Directions
Lines holding the word "information" are the ones to copy from the data below.

Records to use
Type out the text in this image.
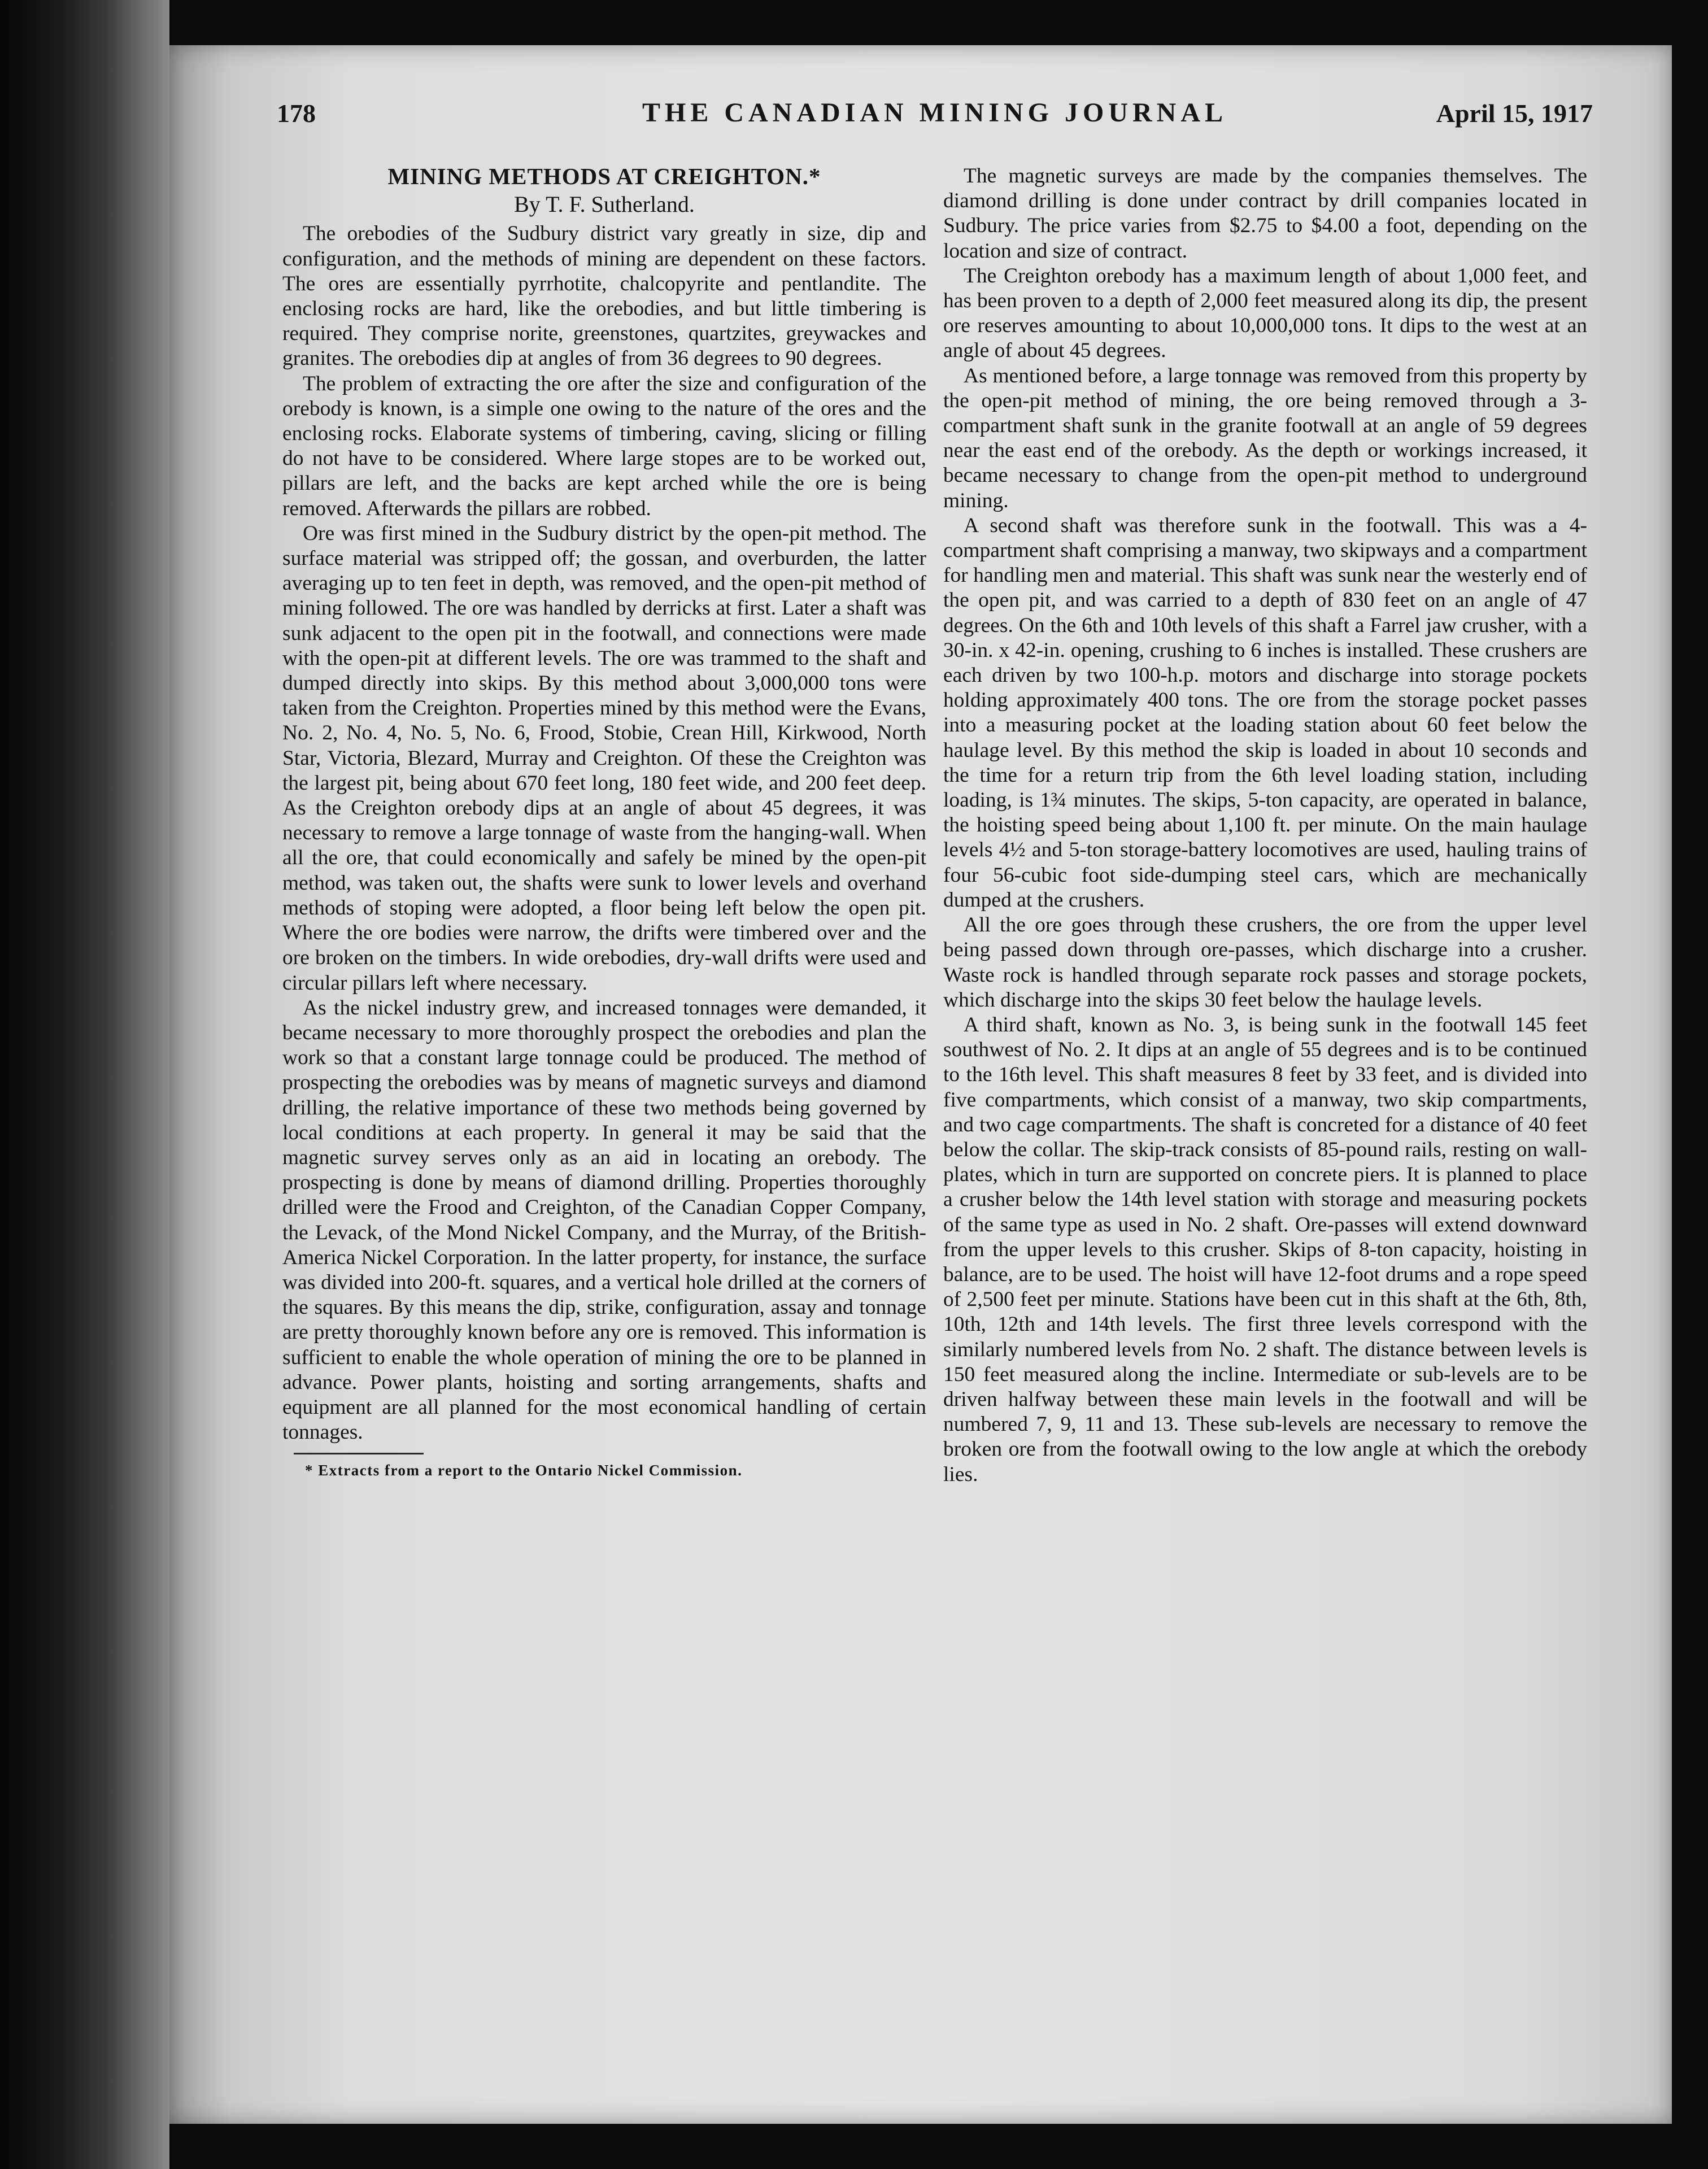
178	THE CANADIAN MINING JOURNAL	April 15, 1917
MINING METHODS AT CREIGHTON.*
By T. F. Sutherland.

The orebodies of the Sudbury district vary greatly in size, dip and configuration, and the methods of mining are dependent on these factors. The ores are essentially pyrrhotite, chalcopyrite and pentlandite. The enclosing rocks are hard, like the orebodies, and but little timbering is required. They comprise norite, greenstones, quartzites, greywackes and granites. The orebodies dip at angles of from 36 degrees to 90 degrees.

The problem of extracting the ore after the size and configuration of the orebody is known, is a simple one owing to the nature of the ores and the enclosing rocks. Elaborate systems of timbering, caving, slicing or filling do not have to be considered. Where large stopes are to be worked out, pillars are left, and the backs are kept arched while the ore is being removed. Afterwards the pillars are robbed.

Ore was first mined in the Sudbury district by the open-pit method. The surface material was stripped off; the gossan, and overburden, the latter averaging up to ten feet in depth, was removed, and the open-pit method of mining followed. The ore was handled by derricks at first. Later a shaft was sunk adjacent to the open pit in the footwall, and connections were made with the open-pit at different levels. The ore was trammed to the shaft and dumped directly into skips. By this method about 3,000,000 tons were taken from the Creighton. Properties mined by this method were the Evans, No. 2, No. 4, No. 5, No. 6, Frood, Stobie, Crean Hill, Kirkwood, North Star, Victoria, Blezard, Murray and Creighton. Of these the Creighton was the largest pit, being about 670 feet long, 180 feet wide, and 200 feet deep. As the Creighton orebody dips at an angle of about 45 degrees, it was necessary to remove a large tonnage of waste from the hanging-wall. When all the ore, that could economically and safely be mined by the open-pit method, was taken out, the shafts were sunk to lower levels and overhand methods of stoping were adopted, a floor being left below the open pit. Where the ore bodies were narrow, the drifts were timbered over and the ore broken on the timbers. In wide orebodies, dry-wall drifts were used and circular pillars left where necessary.

As the nickel industry grew, and increased tonnages were demanded, it became necessary to more thoroughly prospect the orebodies and plan the work so that a constant large tonnage could be produced. The method of prospecting the orebodies was by means of magnetic surveys and diamond drilling, the relative importance of these two methods being governed by local conditions at each property. In general it may be said that the magnetic survey serves only as an aid in locating an orebody. The prospecting is done by means of diamond drilling. Properties thoroughly drilled were the Frood and Creighton, of the Canadian Copper Company, the Levack, of the Mond Nickel Company, and the Murray, of the British-America Nickel Corporation. In the latter property, for instance, the surface was divided into 200-ft. squares, and a vertical hole drilled at the corners of the squares. By this means the dip, strike, configuration, assay and tonnage are pretty thoroughly known before any ore is removed. This information is sufficient to enable the whole operation of mining the ore to be planned in advance. Power plants, hoisting and sorting arrangements, shafts and equipment are all planned for the most economical handling of certain tonnages.

* Extracts from a report to the Ontario Nickel Commission.

The magnetic surveys are made by the companies themselves. The diamond drilling is done under contract by drill companies located in Sudbury. The price varies from $2.75 to $4.00 a foot, depending on the location and size of contract.

The Creighton orebody has a maximum length of about 1,000 feet, and has been proven to a depth of 2,000 feet measured along its dip, the present ore reserves amounting to about 10,000,000 tons. It dips to the west at an angle of about 45 degrees.

As mentioned before, a large tonnage was removed from this property by the open-pit method of mining, the ore being removed through a 3-compartment shaft sunk in the granite footwall at an angle of 59 degrees near the east end of the orebody. As the depth or workings increased, it became necessary to change from the open-pit method to underground mining.

A second shaft was therefore sunk in the footwall. This was a 4-compartment shaft comprising a manway, two skipways and a compartment for handling men and material. This shaft was sunk near the westerly end of the open pit, and was carried to a depth of 830 feet on an angle of 47 degrees. On the 6th and 10th levels of this shaft a Farrel jaw crusher, with a 30-in. x 42-in. opening, crushing to 6 inches is installed. These crushers are each driven by two 100-h.p. motors and discharge into storage pockets holding approximately 400 tons. The ore from the storage pocket passes into a measuring pocket at the loading station about 60 feet below the haulage level. By this method the skip is loaded in about 10 seconds and the time for a return trip from the 6th level loading station, including loading, is 1¾ minutes. The skips, 5-ton capacity, are operated in balance, the hoisting speed being about 1,100 ft. per minute. On the main haulage levels 4½ and 5-ton storage-battery locomotives are used, hauling trains of four 56-cubic foot side-dumping steel cars, which are mechanically dumped at the crushers.

All the ore goes through these crushers, the ore from the upper level being passed down through ore-passes, which discharge into a crusher. Waste rock is handled through separate rock passes and storage pockets, which discharge into the skips 30 feet below the haulage levels.

A third shaft, known as No. 3, is being sunk in the footwall 145 feet southwest of No. 2. It dips at an angle of 55 degrees and is to be continued to the 16th level. This shaft measures 8 feet by 33 feet, and is divided into five compartments, which consist of a manway, two skip compartments, and two cage compartments. The shaft is concreted for a distance of 40 feet below the collar. The skip-track consists of 85-pound rails, resting on wall-plates, which in turn are supported on concrete piers. It is planned to place a crusher below the 14th level station with storage and measuring pockets of the same type as used in No. 2 shaft. Ore-passes will extend downward from the upper levels to this crusher. Skips of 8-ton capacity, hoisting in balance, are to be used. The hoist will have 12-foot drums and a rope speed of 2,500 feet per minute. Stations have been cut in this shaft at the 6th, 8th, 10th, 12th and 14th levels. The first three levels correspond with the similarly numbered levels from No. 2 shaft. The distance between levels is 150 feet measured along the incline. Intermediate or sub-levels are to be driven halfway between these main levels in the footwall and will be numbered 7, 9, 11 and 13. These sub-levels are necessary to remove the broken ore from the footwall owing to the low angle at which the orebody lies.
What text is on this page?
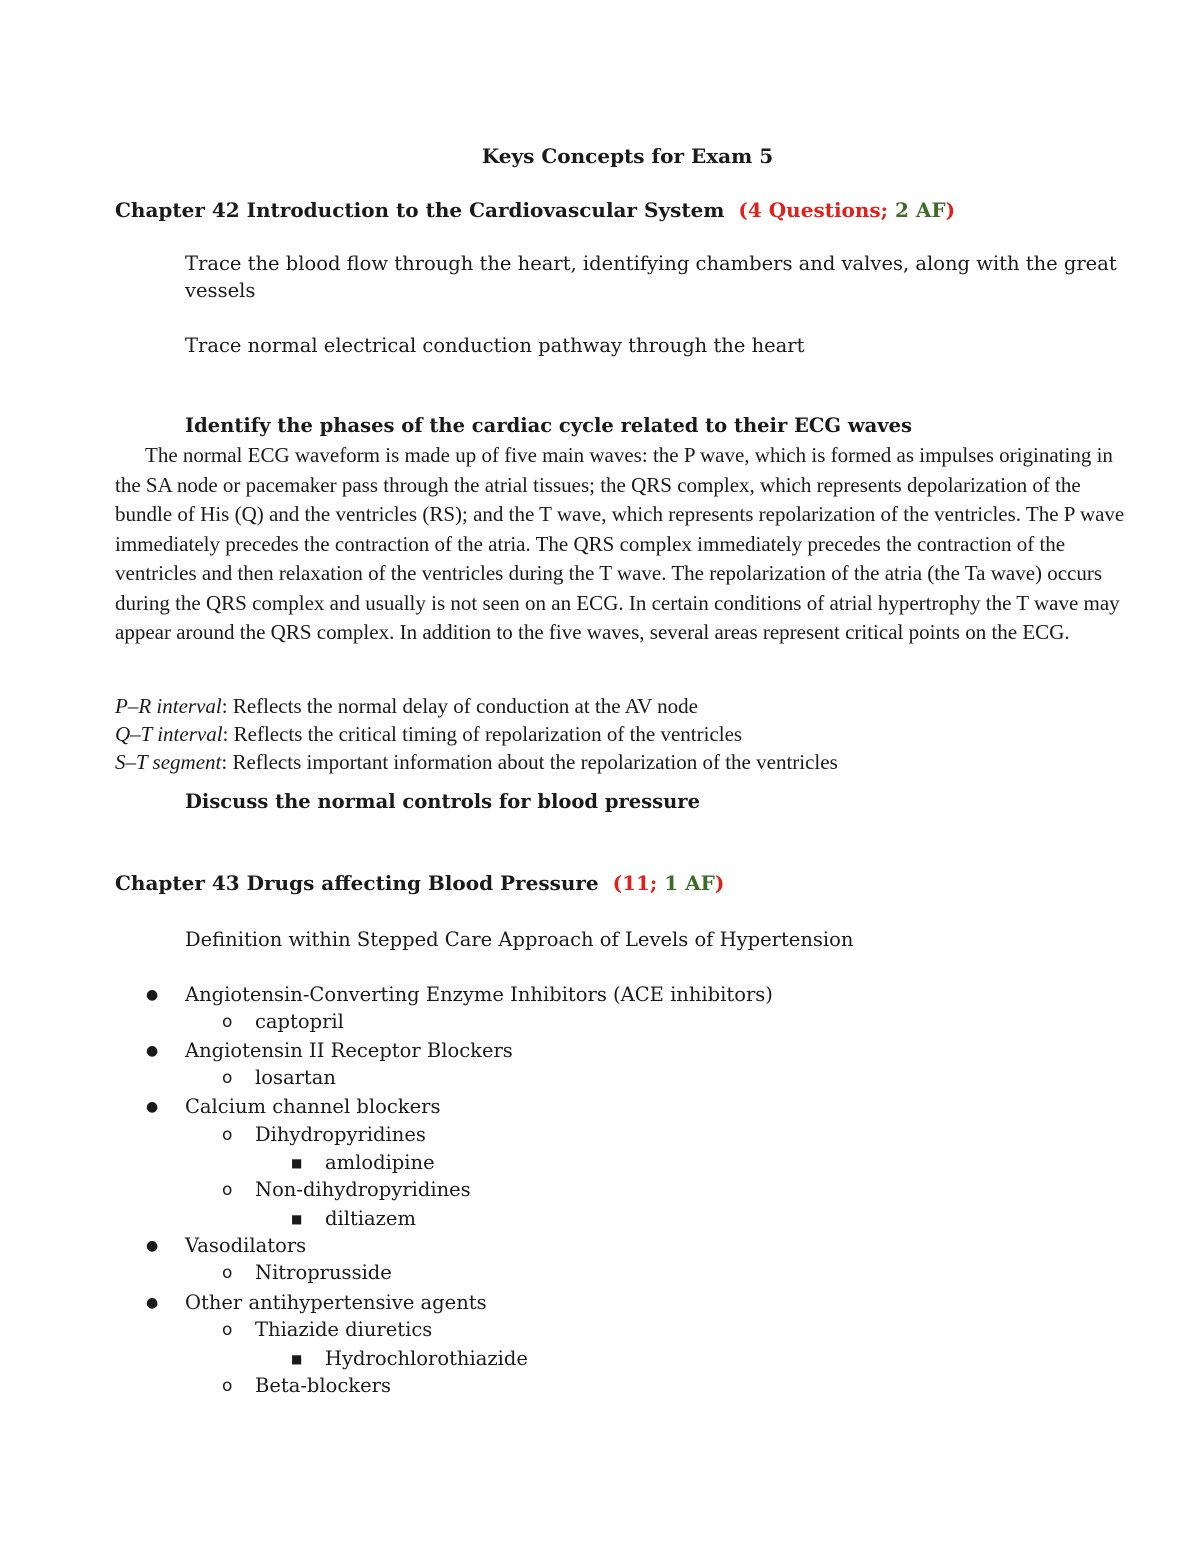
Keys Concepts for Exam 5
Chapter 42 Introduction to the Cardiovascular System (4 Questions; 2 AF)
Trace the blood flow through the heart, identifying chambers and valves, along with the great
vessels
Trace normal electrical conduction pathway through the heart
Identify the phases of the cardiac cycle related to their ECG waves
The normal ECG waveform is made up of five main waves: the P wave, which is formed as impulses originating in the SA node or pacemaker pass through the atrial tissues; the QRS complex, which represents depolarization of the bundle of His (Q) and the ventricles (RS); and the T wave, which represents repolarization of the ventricles. The P wave immediately precedes the contraction of the atria. The QRS complex immediately precedes the contraction of the ventricles and then relaxation of the ventricles during the T wave. The repolarization of the atria (the Ta wave) occurs during the QRS complex and usually is not seen on an ECG. In certain conditions of atrial hypertrophy the T wave may appear around the QRS complex. In addition to the five waves, several areas represent critical points on the ECG.
P–R interval: Reflects the normal delay of conduction at the AV node
Q–T interval: Reflects the critical timing of repolarization of the ventricles
S–T segment: Reflects important information about the repolarization of the ventricles
Discuss the normal controls for blood pressure
Chapter 43 Drugs affecting Blood Pressure (11; 1 AF)
Definition within Stepped Care Approach of Levels of Hypertension
● Angiotensin-Converting Enzyme Inhibitors (ACE inhibitors)
o captopril
● Angiotensin II Receptor Blockers
o losartan
● Calcium channel blockers
o Dihydropyridines
■ amlodipine
o Non-dihydropyridines
■ diltiazem
● Vasodilators
o Nitroprusside
● Other antihypertensive agents
o Thiazide diuretics
■ Hydrochlorothiazide
o Beta-blockers
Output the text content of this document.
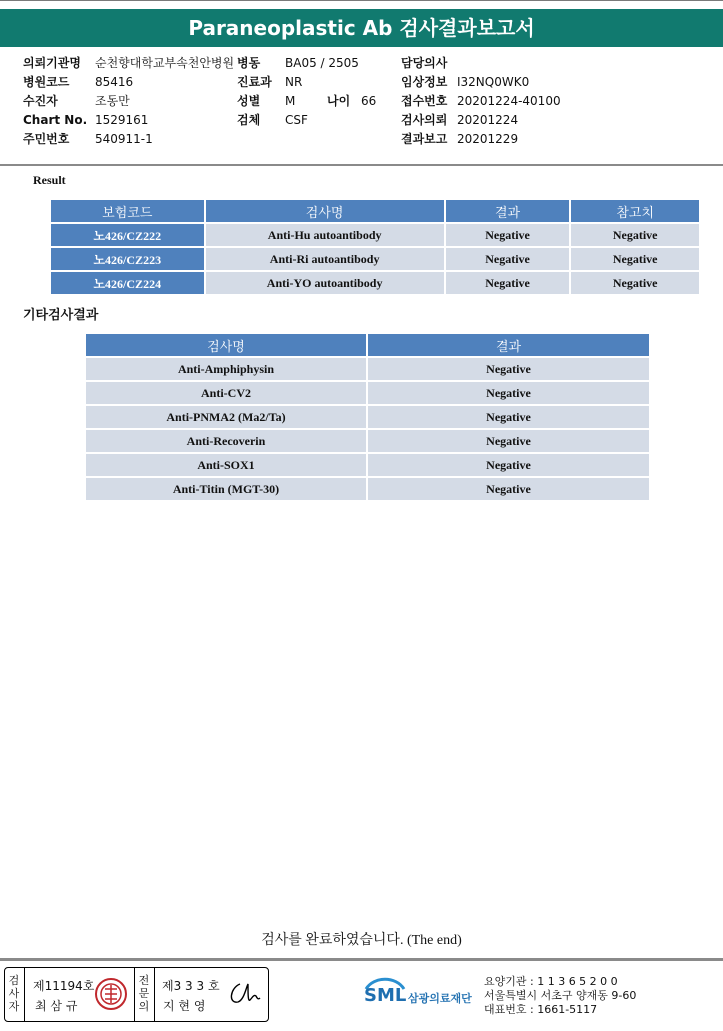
Paraneoplastic Ab 검사결과보고서
의뢰기관명 순천향대학교부속천안병원
병원코드 85416
수진자	조동만
Chart No. 1529161
주민번호 540911-1
병동 BA05 / 2505
진료과 NR
성별 M	나이 66
검체 CSF
담당의사
임상정보 I32NQ0WK0
접수번호 20201224-40100
검사의뢰 20201224
결과보고 20201229
Result
보험코드	검사명	결과	참고치
노426/CZ222	Anti-Hu autoantibody	Negative	Negative
노426/CZ223	Anti-Ri autoantibody	Negative	Negative
노426/CZ224	Anti-YO autoantibody	Negative	Negative
기타검사결과
검사명	결과
Anti-Amphiphysin	Negative
Anti-CV2	Negative
Anti-PNMA2 (Ma2/Ta)	Negative
Anti-Recoverin	Negative
Anti-SOX1	Negative
Anti-Titin (MGT-30)	Negative
검사를 완료하였습니다. (The end)
검사자
제11194호
최 삼 규
전문의
제3 3 3 호
지 현 영	SML 삼광의료재단
요양기관 : 1 1 3 6 5 2 0 0
서울특별시 서초구 양재동 9-60
대표번호 : 1661-5117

Answer section
As the nickel industry grew, and increased tonnages were demanded, it became necessary to more thoroughly prospect the orebodies and plan the work so that a constant large tonnage could be produced. The method of prospecting the orebodies was by means of magnetic surveys and diamond drilling, the relative importance of these two methods being governed by local conditions at each property. In general it may be said that the magnetic survey serves only as an aid in locating an orebody. The prospecting is done by means of diamond drilling. Properties thoroughly drilled were the Frood and Creighton, of the Canadian Copper Company, the Levack, of the Mond Nickel Company, and the Murray, of the British-America Nickel Corporation. In the latter property, for instance, the surface was divided into 200-ft. squares, and a vertical hole drilled at the corners of the squares. By this means the dip, strike, configuration, assay and tonnage are pretty thoroughly known before any ore is removed. This information is sufficient to enable the whole operation of mining the ore to be planned in advance. Power plants, hoisting and sorting arrangements, shafts and equipment are all planned for the most economical handling of certain tonnages.
S–T segment: Reflects important information about the repolarization of the ventricles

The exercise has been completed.